(Figure contents as structured data)

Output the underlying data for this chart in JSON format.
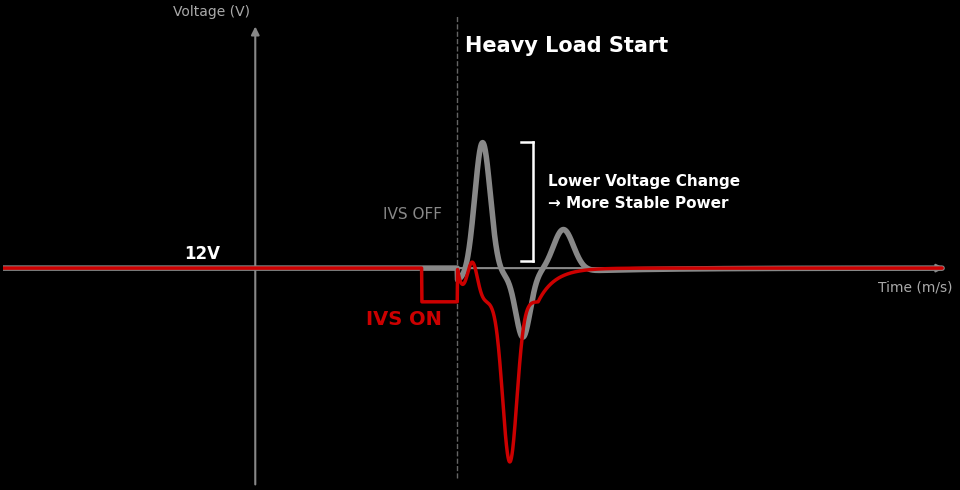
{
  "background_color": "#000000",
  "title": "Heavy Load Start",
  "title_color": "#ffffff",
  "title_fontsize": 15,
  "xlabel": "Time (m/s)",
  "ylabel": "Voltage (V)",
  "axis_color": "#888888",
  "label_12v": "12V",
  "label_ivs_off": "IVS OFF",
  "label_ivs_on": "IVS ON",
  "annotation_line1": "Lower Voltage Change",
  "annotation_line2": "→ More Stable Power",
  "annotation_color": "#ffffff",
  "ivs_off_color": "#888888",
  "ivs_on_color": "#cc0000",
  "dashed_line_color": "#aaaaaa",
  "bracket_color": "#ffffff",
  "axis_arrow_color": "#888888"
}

--

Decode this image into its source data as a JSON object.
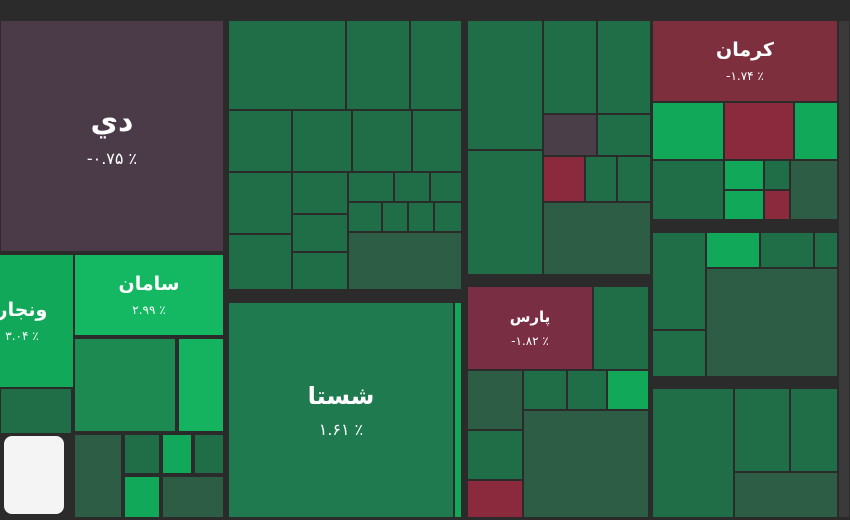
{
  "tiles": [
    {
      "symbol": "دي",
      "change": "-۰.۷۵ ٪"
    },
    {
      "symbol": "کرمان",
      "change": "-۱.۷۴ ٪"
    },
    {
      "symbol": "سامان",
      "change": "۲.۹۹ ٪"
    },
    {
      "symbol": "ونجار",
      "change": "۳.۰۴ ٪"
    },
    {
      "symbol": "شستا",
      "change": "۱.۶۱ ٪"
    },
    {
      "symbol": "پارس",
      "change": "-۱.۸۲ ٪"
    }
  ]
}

WHAT YOU WILL DO: Scan the material above. Copy each line where "ffffff" occurs.

TASK ANSWER:
  "title_color": "#ffffff",
  "annotation_color": "#ffffff",
  "bracket_color": "#ffffff",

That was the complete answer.